Given records:
-- -- --
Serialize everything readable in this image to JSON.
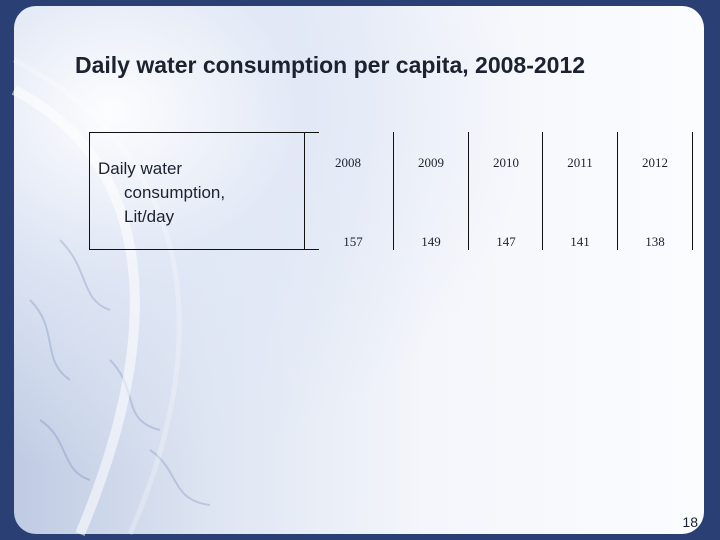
{
  "slide": {
    "title": "Daily water consumption per capita, 2008-2012",
    "page_number": "18"
  },
  "table": {
    "row_label_lines": [
      "Daily water",
      "consumption,",
      "Lit/day"
    ],
    "years": [
      "2008",
      "2009",
      "2010",
      "2011",
      "2012"
    ],
    "values": [
      "157",
      "149",
      "147",
      "141",
      "138"
    ]
  },
  "colors": {
    "background_dark": "#2a3f73",
    "text": "#1c2230"
  }
}
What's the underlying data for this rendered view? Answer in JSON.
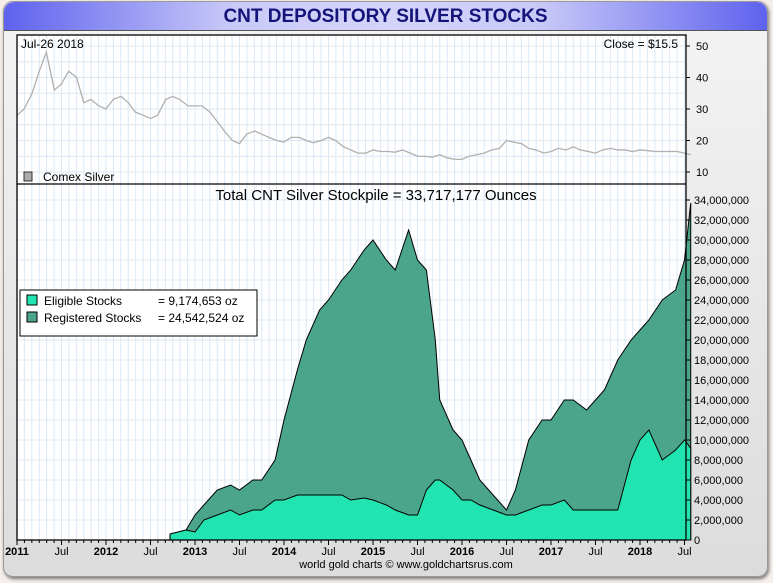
{
  "title": "CNT DEPOSITORY SILVER STOCKS",
  "chart_data": [
    {
      "type": "line",
      "name": "Comex Silver price",
      "date_label": "Jul-26  2018",
      "close_label": "Close = $15.5",
      "legend": "Comex Silver",
      "ylim": [
        7,
        53
      ],
      "yticks": [
        10,
        20,
        30,
        40,
        50
      ],
      "x": [
        2011.0,
        2011.08,
        2011.17,
        2011.25,
        2011.33,
        2011.42,
        2011.5,
        2011.58,
        2011.67,
        2011.75,
        2011.83,
        2011.92,
        2012.0,
        2012.08,
        2012.17,
        2012.25,
        2012.33,
        2012.42,
        2012.5,
        2012.58,
        2012.67,
        2012.75,
        2012.83,
        2012.92,
        2013.0,
        2013.08,
        2013.17,
        2013.25,
        2013.33,
        2013.42,
        2013.5,
        2013.58,
        2013.67,
        2013.75,
        2013.83,
        2013.92,
        2014.0,
        2014.08,
        2014.17,
        2014.25,
        2014.33,
        2014.42,
        2014.5,
        2014.58,
        2014.67,
        2014.75,
        2014.83,
        2014.92,
        2015.0,
        2015.08,
        2015.17,
        2015.25,
        2015.33,
        2015.42,
        2015.5,
        2015.58,
        2015.67,
        2015.75,
        2015.83,
        2015.92,
        2016.0,
        2016.08,
        2016.17,
        2016.25,
        2016.33,
        2016.42,
        2016.5,
        2016.58,
        2016.67,
        2016.75,
        2016.83,
        2016.92,
        2017.0,
        2017.08,
        2017.17,
        2017.25,
        2017.33,
        2017.42,
        2017.5,
        2017.58,
        2017.67,
        2017.75,
        2017.83,
        2017.92,
        2018.0,
        2018.08,
        2018.17,
        2018.25,
        2018.33,
        2018.42,
        2018.57
      ],
      "y": [
        28,
        30,
        35,
        42,
        48,
        36,
        38,
        42,
        40,
        32,
        33,
        31,
        30,
        33,
        34,
        32,
        29,
        28,
        27,
        28,
        33,
        34,
        33,
        31,
        31,
        31,
        29,
        26,
        23,
        20,
        19,
        22,
        23,
        22,
        21,
        20,
        19.5,
        21,
        21,
        20,
        19.3,
        20,
        21,
        20,
        18,
        17,
        16,
        16,
        17,
        16.5,
        16.5,
        16.3,
        17,
        16,
        15,
        15,
        14.7,
        15.5,
        14.5,
        14,
        14,
        15,
        15.5,
        16,
        17,
        17.5,
        20,
        19.5,
        19,
        17.5,
        17,
        16,
        16.5,
        17.5,
        17,
        18,
        17,
        16.5,
        16,
        17,
        17.5,
        17,
        17,
        16.5,
        17,
        16.8,
        16.5,
        16.5,
        16.5,
        16.5,
        15.5
      ]
    },
    {
      "type": "area",
      "title": "Total CNT Silver Stockpile = 33,717,177 Ounces",
      "ylim": [
        0,
        34000000
      ],
      "yticks": [
        "0",
        "2,000,000",
        "4,000,000",
        "6,000,000",
        "8,000,000",
        "10,000,000",
        "12,000,000",
        "14,000,000",
        "16,000,000",
        "18,000,000",
        "20,000,000",
        "22,000,000",
        "24,000,000",
        "26,000,000",
        "28,000,000",
        "30,000,000",
        "32,000,000",
        "34,000,000"
      ],
      "xticks": [
        "2011",
        "Jul",
        "2012",
        "Jul",
        "2013",
        "Jul",
        "2014",
        "Jul",
        "2015",
        "Jul",
        "2016",
        "Jul",
        "2017",
        "Jul",
        "2018",
        "Jul"
      ],
      "legend": [
        {
          "label": "Eligible Stocks",
          "value": "= 9,174,653 oz",
          "color": "#22e4b0"
        },
        {
          "label": "Registered Stocks",
          "value": "= 24,542,524 oz",
          "color": "#4aa58a"
        }
      ],
      "x": [
        2012.72,
        2012.9,
        2013.0,
        2013.1,
        2013.25,
        2013.4,
        2013.5,
        2013.65,
        2013.75,
        2013.9,
        2014.0,
        2014.15,
        2014.25,
        2014.4,
        2014.5,
        2014.65,
        2014.75,
        2014.9,
        2015.0,
        2015.15,
        2015.25,
        2015.4,
        2015.5,
        2015.6,
        2015.7,
        2015.75,
        2015.9,
        2016.0,
        2016.1,
        2016.2,
        2016.35,
        2016.5,
        2016.6,
        2016.75,
        2016.9,
        2017.0,
        2017.15,
        2017.25,
        2017.4,
        2017.5,
        2017.6,
        2017.75,
        2017.9,
        2018.0,
        2018.1,
        2018.25,
        2018.4,
        2018.5,
        2018.57
      ],
      "series": [
        {
          "name": "Total",
          "values": [
            0.6,
            1,
            2.5,
            3.5,
            5,
            5.5,
            5,
            6,
            6,
            8,
            12,
            17,
            20,
            23,
            24,
            26,
            27,
            29,
            30,
            28,
            27,
            31,
            28,
            27,
            20,
            14,
            11,
            10,
            8,
            6,
            4.5,
            3,
            5,
            10,
            12,
            12,
            14,
            14,
            13,
            14,
            15,
            18,
            20,
            21,
            22,
            24,
            25,
            28,
            33.7
          ]
        },
        {
          "name": "Eligible",
          "values": [
            0.6,
            1,
            0.8,
            2,
            2.5,
            3,
            2.5,
            3,
            3,
            4,
            4,
            4.5,
            4.5,
            4.5,
            4.5,
            4.5,
            4,
            4.2,
            4,
            3.5,
            3,
            2.5,
            2.5,
            5,
            6,
            6,
            5,
            4,
            4,
            3.5,
            3,
            2.5,
            2.5,
            3,
            3.5,
            3.5,
            4,
            3,
            3,
            3,
            3,
            3,
            8,
            10,
            11,
            8,
            9,
            10,
            9.17
          ]
        }
      ]
    }
  ],
  "footer": "world gold charts © www.goldchartsrus.com"
}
-- -- --
Exercise requirements:
Find the word "JSON" in the data and show each line that holds it.

Answer to this task:
Serialize everything readable in this image to JSON.
What's the underlying data for this rendered view? Answer in JSON.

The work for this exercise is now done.